● **The exercise**
Filter the data below for the string "JSON" and copy each matching line.

● **Supplied records**
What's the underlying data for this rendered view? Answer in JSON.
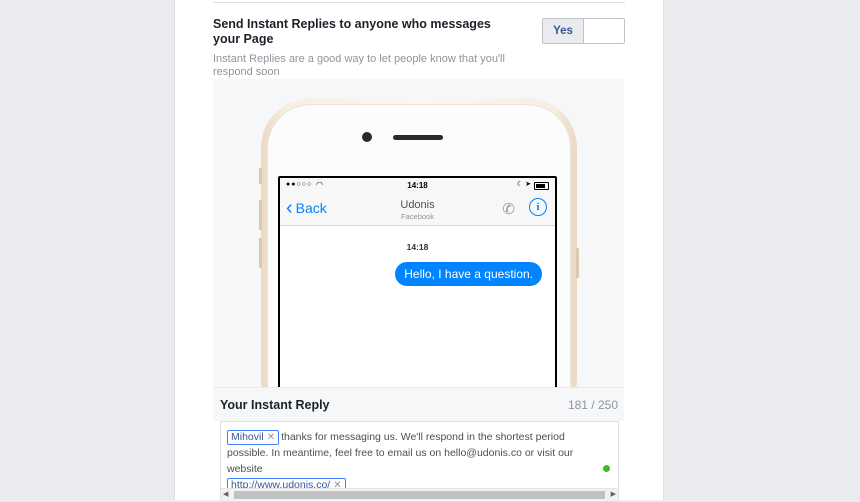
{
  "setting": {
    "title": "Send Instant Replies to anyone who messages your Page",
    "description": "Instant Replies are a good way to let people know that you'll respond soon",
    "toggle_yes_label": "Yes"
  },
  "phone_preview": {
    "status_time": "14:18",
    "back_label": "Back",
    "contact_name": "Udonis",
    "contact_subtitle": "Facebook",
    "message_time": "14:18",
    "message_text": "Hello, I have a question."
  },
  "reply": {
    "label": "Your Instant Reply",
    "char_count": "181 / 250",
    "token_name": "Mihovil",
    "body_text": "thanks for messaging us. We'll respond in the shortest period possible. In meantime, feel free to email us on hello@udonis.co or visit our website",
    "token_url": "http://www.udonis.co/"
  },
  "colors": {
    "messenger_blue": "#0084ff",
    "facebook_link": "#365899",
    "status_green": "#42b72a"
  }
}
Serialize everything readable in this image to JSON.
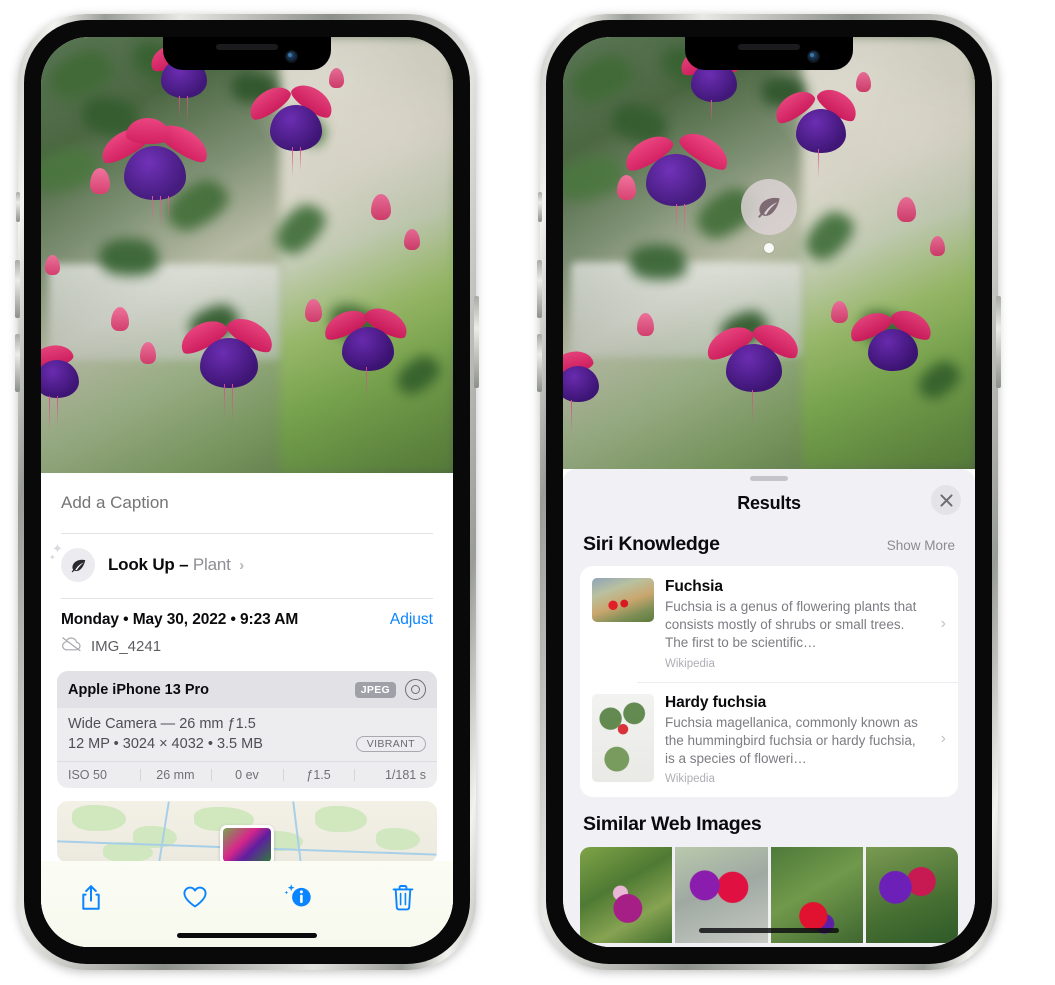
{
  "phone_left": {
    "photo_alt": "fuchsia-flowers-photo",
    "caption": {
      "placeholder": "Add a Caption",
      "value": ""
    },
    "lookup": {
      "label": "Look Up –",
      "subject": "Plant",
      "icon": "leaf-icon",
      "chevron": "›"
    },
    "meta": {
      "date": "Monday • May 30, 2022 • 9:23 AM",
      "adjust_label": "Adjust",
      "filename": "IMG_4241",
      "cloud_icon": "cloud-slash-icon"
    },
    "camera_card": {
      "device": "Apple iPhone 13 Pro",
      "format_chip": "JPEG",
      "raw_icon": "raw-circle-icon",
      "lens_line": "Wide Camera — 26 mm ƒ1.5",
      "specs_line": "12 MP • 3024 × 4032 • 3.5 MB",
      "style_chip": "VIBRANT",
      "exif": [
        "ISO 50",
        "26 mm",
        "0 ev",
        "ƒ1.5",
        "1/181 s"
      ]
    },
    "map": {
      "name": "location-map-thumbnail"
    },
    "toolbar": [
      {
        "name": "share-button",
        "icon": "share-icon"
      },
      {
        "name": "favorite-button",
        "icon": "heart-icon"
      },
      {
        "name": "info-button",
        "icon": "info-sparkle-icon"
      },
      {
        "name": "delete-button",
        "icon": "trash-icon"
      }
    ],
    "accent_color": "#0a84ff"
  },
  "phone_right": {
    "photo_alt": "fuchsia-flowers-photo",
    "lookup_badge": {
      "icon": "leaf-icon"
    },
    "sheet": {
      "title": "Results",
      "close_label": "✕",
      "sections": [
        {
          "name": "siri-knowledge",
          "title": "Siri Knowledge",
          "action": "Show More",
          "items": [
            {
              "title": "Fuchsia",
              "description": "Fuchsia is a genus of flowering plants that consists mostly of shrubs or small trees. The first to be scientific…",
              "source": "Wikipedia",
              "chevron": "›"
            },
            {
              "title": "Hardy fuchsia",
              "description": "Fuchsia magellanica, commonly known as the hummingbird fuchsia or hardy fuchsia, is a species of floweri…",
              "source": "Wikipedia",
              "chevron": "›"
            }
          ]
        },
        {
          "name": "similar-web-images",
          "title": "Similar Web Images",
          "thumbnails": [
            "web-image-1",
            "web-image-2",
            "web-image-3",
            "web-image-4"
          ]
        }
      ]
    }
  },
  "colors": {
    "accent": "#0a84ff",
    "sheet_bg": "#f1f1f5",
    "card_bg": "#ffffff",
    "secondary_text": "#8e8e93"
  }
}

● **Complete output**
What's the underlying data for this rendered view? Answer in JSON.
Serialize everything readable in this image to JSON.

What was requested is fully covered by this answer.